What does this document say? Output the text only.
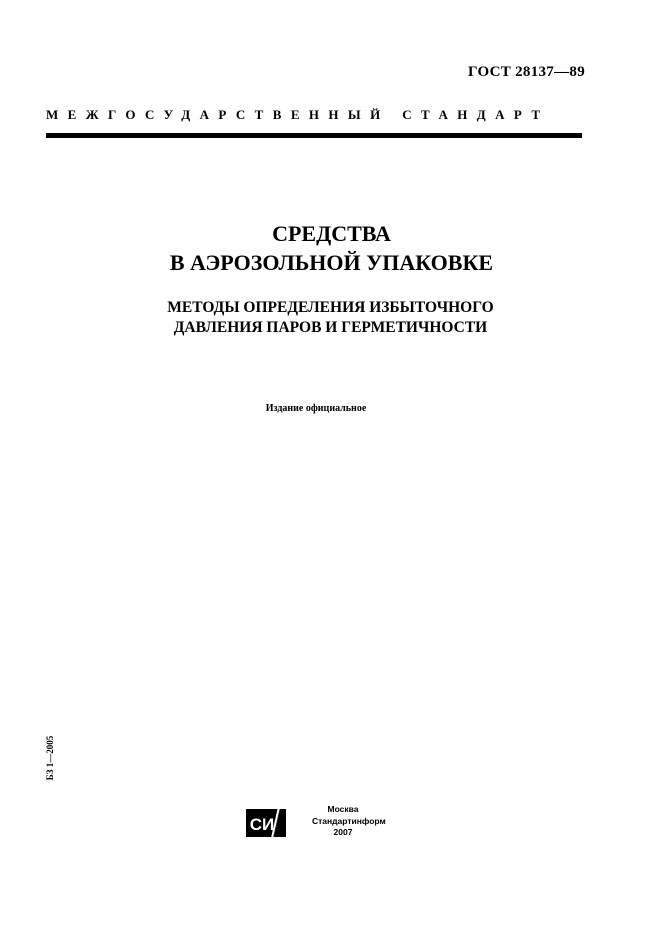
ГОСТ 28137—89
МЕЖГОСУДАРСТВЕННЫЙ СТАНДАРТ
СРЕДСТВА
В АЭРОЗОЛЬНОЙ УПАКОВКЕ
МЕТОДЫ ОПРЕДЕЛЕНИЯ ИЗБЫТОЧНОГО
ДАВЛЕНИЯ ПАРОВ И ГЕРМЕТИЧНОСТИ
Издание официальное
БЗ 1—2005
СИ
Москва
Стандартинформ
2007
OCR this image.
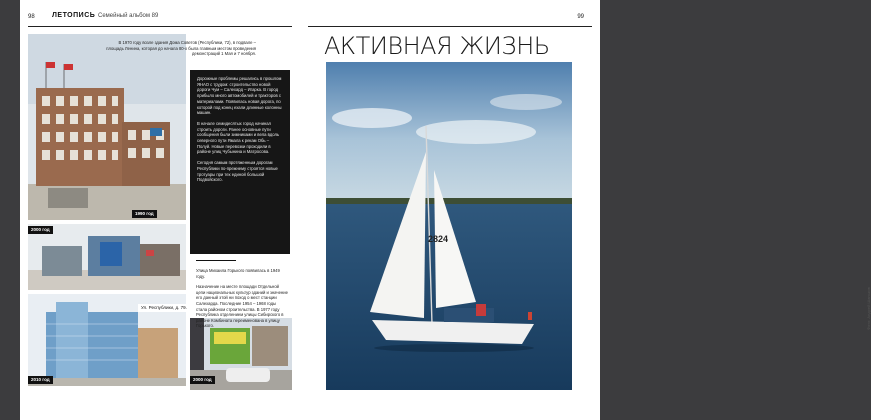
98 ЛЕТОПИСЬ Семейный альбом 89
В 1970 году возле здания Дома Советов (Республики, 72), в подвале – площадь Ленина, которая до начала 80-х была главным местом проведения демонстраций 1 Мая и 7 ноября.
1990 год
2000 год
Ул. Республики, д. 79.
2010 год	2000 год

Дорожные проблемы решались в прошлом ЯНАО с трудом: строительство новой дороги Чум – Салехард – Игарка. В город прибыло много автомобилей и тракторов с материалами. Появилась новая дорога, по которой под конец ехали длинные колонны машин.

В начале семидесятых город начинал строить дороги. Ранее основные пути сообщения были зимниками и вела вдоль северного пути Ямала к рекам Обь – Полуй. Новые перевозки проходили в районе улиц Чубынина и Матросова.

Сегодня самым протяженным дорогам Республики по-прежнему строятся новые тротуары при тех единой большой Подвойского.

Улица Михаила Горького появилась в 1949 году.

Назначение на месте площади Отдельной цепи национальных культур зданий и значение его данный этой ни поход о мест станции Салехарда. Последние 1954 – 1968 годы стала районом строительства. В 1977 году Республика отделением улицы Сибирского в районе Комбината переименована в улицу Горького.

99
АКТИВНАЯ ЖИЗНЬ
2824
Фото: Андрей Шаньков
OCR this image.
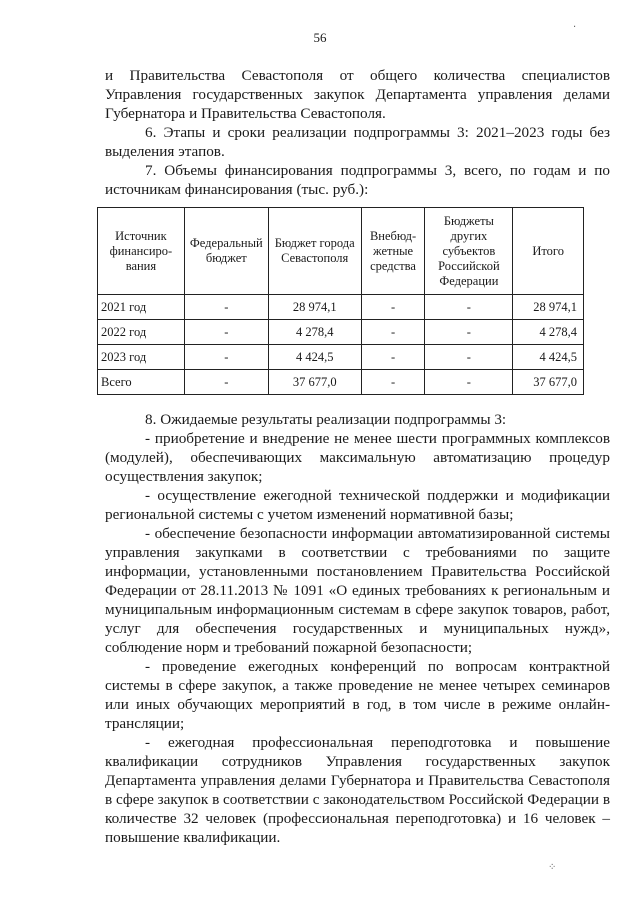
56

и Правительства Севастополя от общего количества специалистов Управления государственных закупок Департамента управления делами Губернатора и Правительства Севастополя.

6. Этапы и сроки реализации подпрограммы 3: 2021–2023 годы без выделения этапов.

7. Объемы финансирования подпрограммы 3, всего, по годам и по источникам финансирования (тыс. руб.):

Источник финансиро-вания	Федеральный бюджет	Бюджет города Севастополя	Внебюд-жетные средства	Бюджеты других субъектов Российской Федерации	Итого
2021 год	-	28 974,1	-	-	28 974,1
2022 год	-	4 278,4	-	-	4 278,4
2023 год	-	4 424,5	-	-	4 424,5
Всего	-	37 677,0	-	-	37 677,0

8. Ожидаемые результаты реализации подпрограммы 3:

- приобретение и внедрение не менее шести программных комплексов (модулей), обеспечивающих максимальную автоматизацию процедур осуществления закупок;

- осуществление ежегодной технической поддержки и модификации региональной системы с учетом изменений нормативной базы;

- обеспечение безопасности информации автоматизированной системы управления закупками в соответствии с требованиями по защите информации, установленными постановлением Правительства Российской Федерации от 28.11.2013 № 1091 «О единых требованиях к региональным и муниципальным информационным системам в сфере закупок товаров, работ, услуг для обеспечения государственных и муниципальных нужд», соблюдение норм и требований пожарной безопасности;

- проведение ежегодных конференций по вопросам контрактной системы в сфере закупок, а также проведение не менее четырех семинаров или иных обучающих мероприятий в год, в том числе в режиме онлайн-трансляции;

- ежегодная профессиональная переподготовка и повышение квалификации сотрудников Управления государственных закупок Департамента управления делами Губернатора и Правительства Севастополя в сфере закупок в соответствии с законодательством Российской Федерации в количестве 32 человек (профессиональная переподготовка) и 16 человек – повышение квалификации.

‧
⁘
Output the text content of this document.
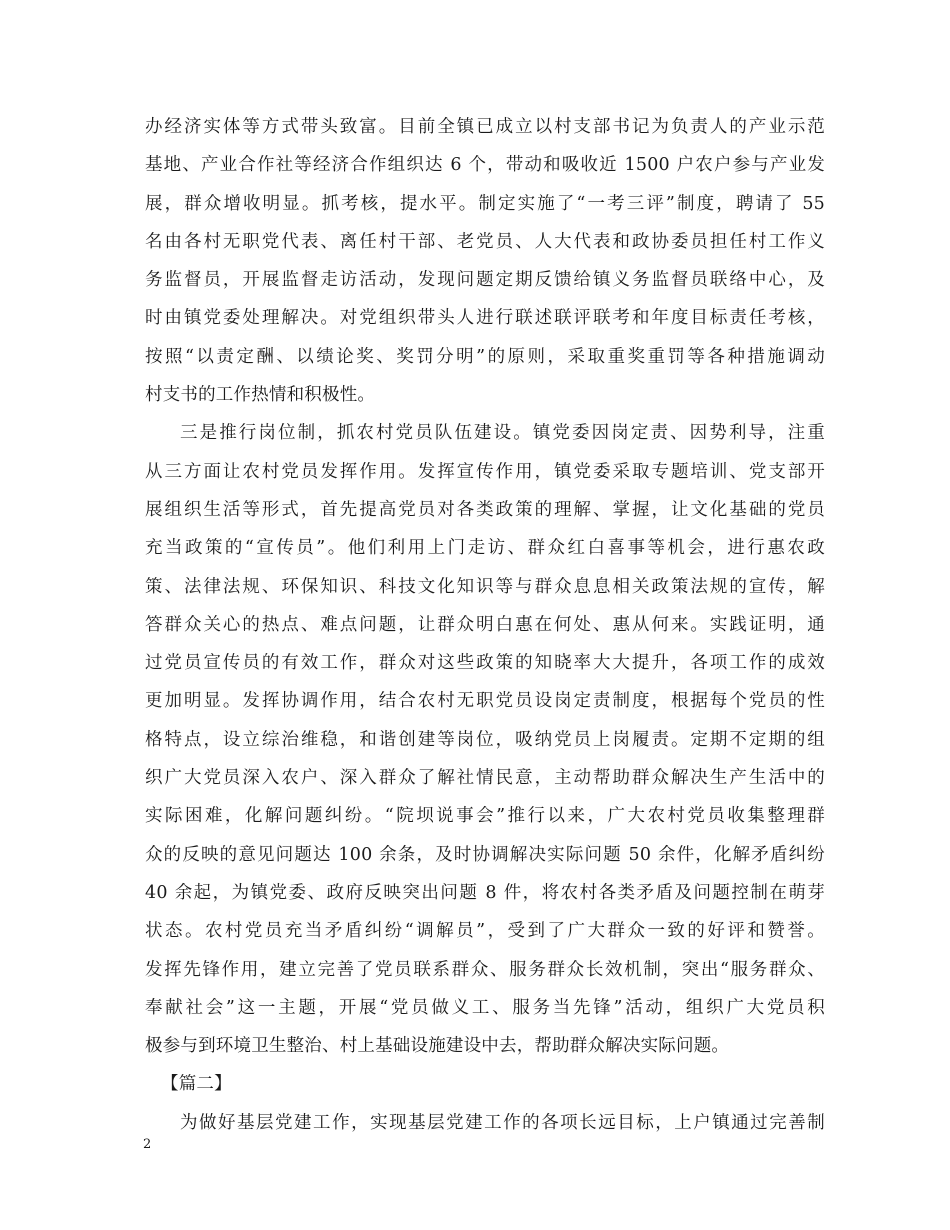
办经济实体等方式带头致富。目前全镇已成立以村支部书记为负责人的产业示范
基地、产业合作社等经济合作组织达 6 个，带动和吸收近 1500 户农户参与产业发
展，群众增收明显。抓考核，提水平。制定实施了“一考三评”制度，聘请了 55
名由各村无职党代表、离任村干部、老党员、人大代表和政协委员担任村工作义
务监督员，开展监督走访活动，发现问题定期反馈给镇义务监督员联络中心，及
时由镇党委处理解决。对党组织带头人进行联述联评联考和年度目标责任考核，
按照“以责定酬、以绩论奖、奖罚分明”的原则，采取重奖重罚等各种措施调动
村支书的工作热情和积极性。
三是推行岗位制，抓农村党员队伍建设。镇党委因岗定责、因势利导，注重
从三方面让农村党员发挥作用。发挥宣传作用，镇党委采取专题培训、党支部开
展组织生活等形式，首先提高党员对各类政策的理解、掌握，让文化基础的党员
充当政策的“宣传员”。他们利用上门走访、群众红白喜事等机会，进行惠农政
策、法律法规、环保知识、科技文化知识等与群众息息相关政策法规的宣传，解
答群众关心的热点、难点问题，让群众明白惠在何处、惠从何来。实践证明，通
过党员宣传员的有效工作，群众对这些政策的知晓率大大提升，各项工作的成效
更加明显。发挥协调作用，结合农村无职党员设岗定责制度，根据每个党员的性
格特点，设立综治维稳，和谐创建等岗位，吸纳党员上岗履责。定期不定期的组
织广大党员深入农户、深入群众了解社情民意，主动帮助群众解决生产生活中的
实际困难，化解问题纠纷。“院坝说事会”推行以来，广大农村党员收集整理群
众的反映的意见问题达 100 余条，及时协调解决实际问题 50 余件，化解矛盾纠纷
40 余起，为镇党委、政府反映突出问题 8 件，将农村各类矛盾及问题控制在萌芽
状态。农村党员充当矛盾纠纷“调解员”，受到了广大群众一致的好评和赞誉。
发挥先锋作用，建立完善了党员联系群众、服务群众长效机制，突出“服务群众、
奉献社会”这一主题，开展“党员做义工、服务当先锋”活动，组织广大党员积
极参与到环境卫生整治、村上基础设施建设中去，帮助群众解决实际问题。
【篇二】
为做好基层党建工作，实现基层党建工作的各项长远目标，上户镇通过完善制
2
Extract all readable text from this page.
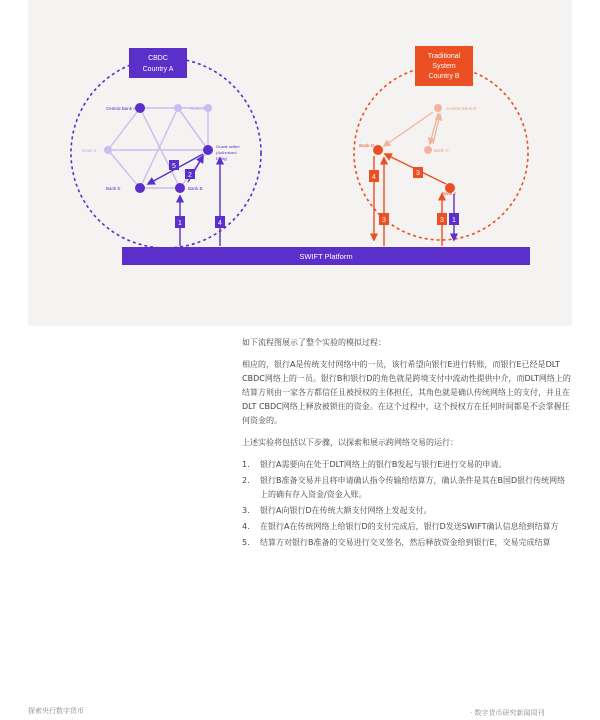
CBDC
Country A
Traditional
System
Country B
Central Bank A	Node 1
Node 2
Oracle settler
(Authorized
Entity)
Bank E	Bank B
5
2
1	4
Central Bank B
Bank C
Bank D
Bank A
3
4
3	3 1
SWIFT Platform

如下流程图展示了整个实验的模拟过程：

相应的，银行A是传统支付网络中的一员，该行希望向银行E进行转账，而银行E已经是DLT CBDC网络上的一员。银行B和银行D的角色就是跨境支付中流动性提供中介，而DLT网络上的结算方则由一家各方都信任且被授权的主体担任，其角色就是确认传统网络上的支付，并且在DLT CBDC网络上释放被锁住的资金。在这个过程中，这个授权方在任何时间都是不会掌握任何资金的。

上述实验将包括以下步骤，以探索和展示跨网络交易的运行：

1. 银行A需要向在处于DLT网络上的银行B发起与银行E进行交易的申请。
2. 银行B准备交易并且将申请确认指令传输给结算方，确认条件是其在B国D银行传统网络上的确有存入资金/资金入账。
3. 银行A向银行D在传统大额支付网络上发起支付。
4. 在银行A在传统网络上给银行D的支付完成后，银行D发送SWIFT确认信息给到结算方
5. 结算方对银行B准备的交易进行交叉签名，然后释放资金给到银行E，交易完成结算
探索央行数字货币	· 数字货币研究新闻周刊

# # # #

Set task →
Determine how many lines of the data contain "делами" and give nothing but that number.

Full output →
2